Reproduce every entry that follows word for word, but omit the images.

Data listing
——

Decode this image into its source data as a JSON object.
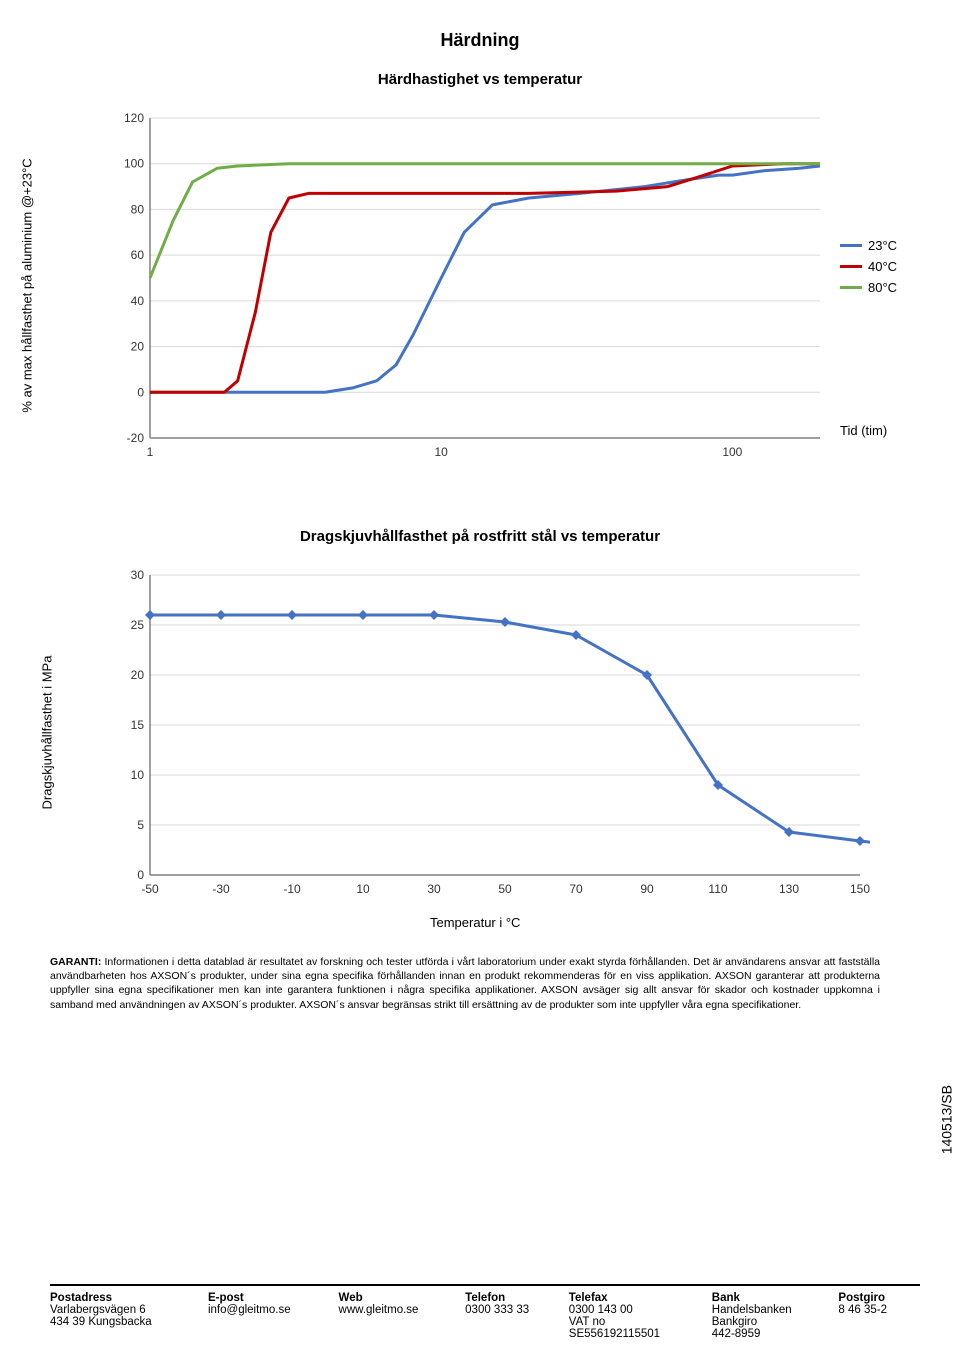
{
  "page_title": "Härdning",
  "chart1": {
    "subtitle": "Härdhastighet vs temperatur",
    "yaxis_label": "% av max hållfasthet på aluminium @+23°C",
    "xaxis_label": "Tid (tim)",
    "type": "line",
    "xscale": "log",
    "xlim": [
      1,
      200
    ],
    "ylim": [
      -20,
      120
    ],
    "yticks": [
      -20,
      0,
      20,
      40,
      60,
      80,
      100,
      120
    ],
    "xticks": [
      1,
      10,
      100
    ],
    "grid_color": "#d9d9d9",
    "axis_color": "#808080",
    "background": "#ffffff",
    "line_width": 3,
    "series": [
      {
        "name": "23°C",
        "color": "#4472c4",
        "points": [
          [
            1,
            0
          ],
          [
            2,
            0
          ],
          [
            3,
            0
          ],
          [
            4,
            0
          ],
          [
            5,
            2
          ],
          [
            6,
            5
          ],
          [
            7,
            12
          ],
          [
            8,
            25
          ],
          [
            10,
            50
          ],
          [
            12,
            70
          ],
          [
            15,
            82
          ],
          [
            20,
            85
          ],
          [
            30,
            87
          ],
          [
            50,
            90
          ],
          [
            70,
            93
          ],
          [
            90,
            95
          ],
          [
            100,
            95
          ],
          [
            130,
            97
          ],
          [
            170,
            98
          ],
          [
            200,
            99
          ]
        ]
      },
      {
        "name": "40°C",
        "color": "#c00000",
        "points": [
          [
            1,
            0
          ],
          [
            1.5,
            0
          ],
          [
            1.8,
            0
          ],
          [
            2,
            5
          ],
          [
            2.3,
            35
          ],
          [
            2.6,
            70
          ],
          [
            3,
            85
          ],
          [
            3.5,
            87
          ],
          [
            5,
            87
          ],
          [
            8,
            87
          ],
          [
            12,
            87
          ],
          [
            20,
            87
          ],
          [
            40,
            88
          ],
          [
            60,
            90
          ],
          [
            80,
            95
          ],
          [
            100,
            99
          ],
          [
            150,
            100
          ],
          [
            200,
            100
          ]
        ]
      },
      {
        "name": "80°C",
        "color": "#70ad47",
        "points": [
          [
            1,
            50
          ],
          [
            1.2,
            75
          ],
          [
            1.4,
            92
          ],
          [
            1.7,
            98
          ],
          [
            2,
            99
          ],
          [
            3,
            100
          ],
          [
            5,
            100
          ],
          [
            10,
            100
          ],
          [
            30,
            100
          ],
          [
            100,
            100
          ],
          [
            200,
            100
          ]
        ]
      }
    ]
  },
  "chart2": {
    "subtitle": "Dragskjuvhållfasthet på rostfritt stål vs temperatur",
    "yaxis_label": "Dragskjuvhållfasthet i MPa",
    "xaxis_label": "Temperatur i °C",
    "type": "line-marker",
    "xlim": [
      -50,
      150
    ],
    "ylim": [
      0,
      30
    ],
    "yticks": [
      0,
      5,
      10,
      15,
      20,
      25,
      30
    ],
    "xticks": [
      -50,
      -30,
      -10,
      10,
      30,
      50,
      70,
      90,
      110,
      130,
      150
    ],
    "grid_color": "#d9d9d9",
    "axis_color": "#808080",
    "background": "#ffffff",
    "line_width": 3,
    "marker_size": 5,
    "marker_shape": "diamond",
    "series": [
      {
        "name": "steel",
        "color": "#4472c4",
        "points": [
          [
            -50,
            26
          ],
          [
            -30,
            26
          ],
          [
            -10,
            26
          ],
          [
            10,
            26
          ],
          [
            30,
            26
          ],
          [
            50,
            25.3
          ],
          [
            70,
            24
          ],
          [
            90,
            20
          ],
          [
            110,
            9
          ],
          [
            130,
            4.3
          ],
          [
            150,
            3.4
          ],
          [
            160,
            3
          ]
        ]
      }
    ]
  },
  "disclaimer_label": "GARANTI:",
  "disclaimer_text": "Informationen i detta datablad är resultatet av forskning och tester utförda i vårt laboratorium under exakt styrda förhållanden. Det är användarens ansvar att fastställa användbarheten hos AXSON´s produkter, under sina egna specifika förhållanden innan en produkt rekommenderas för en viss applikation. AXSON garanterar att produkterna uppfyller sina egna specifikationer men kan inte garantera funktionen i några specifika applikationer. AXSON avsäger sig allt ansvar för skador och kostnader uppkomna i samband med användningen av AXSON´s produkter. AXSON´s ansvar begränsas strikt till ersättning av de produkter som inte uppfyller våra egna specifikationer.",
  "sidecode": "140513/SB",
  "footer": {
    "headers": [
      "Postadress",
      "E-post",
      "Web",
      "Telefon",
      "Telefax",
      "Bank",
      "Postgiro"
    ],
    "rows": [
      [
        "Varlabergsvägen 6",
        "info@gleitmo.se",
        "www.gleitmo.se",
        "0300 333 33",
        "0300 143 00",
        "Handelsbanken",
        "8 46 35-2"
      ],
      [
        "434 39 Kungsbacka",
        "",
        "",
        "",
        "VAT no",
        "Bankgiro",
        ""
      ],
      [
        "",
        "",
        "",
        "",
        "SE556192115501",
        "442-8959",
        ""
      ]
    ]
  }
}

——

◆ WORKED ANSWER ◆
Decode this image into its source data as a JSON object.
{
  "page_title": "Härdning",
  "chart1": {
    "subtitle": "Härdhastighet vs temperatur",
    "yaxis_label": "% av max hållfasthet på aluminium @+23°C",
    "xaxis_label": "Tid (tim)",
    "type": "line",
    "xscale": "log",
    "xlim": [
      1,
      200
    ],
    "ylim": [
      -20,
      120
    ],
    "yticks": [
      -20,
      0,
      20,
      40,
      60,
      80,
      100,
      120
    ],
    "xticks": [
      1,
      10,
      100
    ],
    "grid_color": "#d9d9d9",
    "axis_color": "#808080",
    "background": "#ffffff",
    "line_width": 3,
    "series": [
      {
        "name": "23°C",
        "color": "#4472c4",
        "points": [
          [
            1,
            0
          ],
          [
            2,
            0
          ],
          [
            3,
            0
          ],
          [
            4,
            0
          ],
          [
            5,
            2
          ],
          [
            6,
            5
          ],
          [
            7,
            12
          ],
          [
            8,
            25
          ],
          [
            10,
            50
          ],
          [
            12,
            70
          ],
          [
            15,
            82
          ],
          [
            20,
            85
          ],
          [
            30,
            87
          ],
          [
            50,
            90
          ],
          [
            70,
            93
          ],
          [
            90,
            95
          ],
          [
            100,
            95
          ],
          [
            130,
            97
          ],
          [
            170,
            98
          ],
          [
            200,
            99
          ]
        ]
      },
      {
        "name": "40°C",
        "color": "#c00000",
        "points": [
          [
            1,
            0
          ],
          [
            1.5,
            0
          ],
          [
            1.8,
            0
          ],
          [
            2,
            5
          ],
          [
            2.3,
            35
          ],
          [
            2.6,
            70
          ],
          [
            3,
            85
          ],
          [
            3.5,
            87
          ],
          [
            5,
            87
          ],
          [
            8,
            87
          ],
          [
            12,
            87
          ],
          [
            20,
            87
          ],
          [
            40,
            88
          ],
          [
            60,
            90
          ],
          [
            80,
            95
          ],
          [
            100,
            99
          ],
          [
            150,
            100
          ],
          [
            200,
            100
          ]
        ]
      },
      {
        "name": "80°C",
        "color": "#70ad47",
        "points": [
          [
            1,
            50
          ],
          [
            1.2,
            75
          ],
          [
            1.4,
            92
          ],
          [
            1.7,
            98
          ],
          [
            2,
            99
          ],
          [
            3,
            100
          ],
          [
            5,
            100
          ],
          [
            10,
            100
          ],
          [
            30,
            100
          ],
          [
            100,
            100
          ],
          [
            200,
            100
          ]
        ]
      }
    ]
  },
  "chart2": {
    "subtitle": "Dragskjuvhållfasthet på rostfritt stål vs temperatur",
    "yaxis_label": "Dragskjuvhållfasthet i MPa",
    "xaxis_label": "Temperatur i °C",
    "type": "line-marker",
    "xlim": [
      -50,
      150
    ],
    "ylim": [
      0,
      30
    ],
    "yticks": [
      0,
      5,
      10,
      15,
      20,
      25,
      30
    ],
    "xticks": [
      -50,
      -30,
      -10,
      10,
      30,
      50,
      70,
      90,
      110,
      130,
      150
    ],
    "grid_color": "#d9d9d9",
    "axis_color": "#808080",
    "background": "#ffffff",
    "line_width": 3,
    "marker_size": 5,
    "marker_shape": "diamond",
    "series": [
      {
        "name": "steel",
        "color": "#4472c4",
        "points": [
          [
            -50,
            26
          ],
          [
            -30,
            26
          ],
          [
            -10,
            26
          ],
          [
            10,
            26
          ],
          [
            30,
            26
          ],
          [
            50,
            25.3
          ],
          [
            70,
            24
          ],
          [
            90,
            20
          ],
          [
            110,
            9
          ],
          [
            130,
            4.3
          ],
          [
            150,
            3.4
          ],
          [
            160,
            3
          ]
        ]
      }
    ]
  },
  "disclaimer_label": "GARANTI:",
  "disclaimer_text": "Informationen i detta datablad är resultatet av forskning och tester utförda i vårt laboratorium under exakt styrda förhållanden. Det är användarens ansvar att fastställa användbarheten hos AXSON´s produkter, under sina egna specifika förhållanden innan en produkt rekommenderas för en viss applikation. AXSON garanterar att produkterna uppfyller sina egna specifikationer men kan inte garantera funktionen i några specifika applikationer. AXSON avsäger sig allt ansvar för skador och kostnader uppkomna i samband med användningen av AXSON´s produkter. AXSON´s ansvar begränsas strikt till ersättning av de produkter som inte uppfyller våra egna specifikationer.",
  "sidecode": "140513/SB",
  "footer": {
    "headers": [
      "Postadress",
      "E-post",
      "Web",
      "Telefon",
      "Telefax",
      "Bank",
      "Postgiro"
    ],
    "rows": [
      [
        "Varlabergsvägen 6",
        "info@gleitmo.se",
        "www.gleitmo.se",
        "0300 333 33",
        "0300 143 00",
        "Handelsbanken",
        "8 46 35-2"
      ],
      [
        "434 39 Kungsbacka",
        "",
        "",
        "",
        "VAT no",
        "Bankgiro",
        ""
      ],
      [
        "",
        "",
        "",
        "",
        "SE556192115501",
        "442-8959",
        ""
      ]
    ]
  }
}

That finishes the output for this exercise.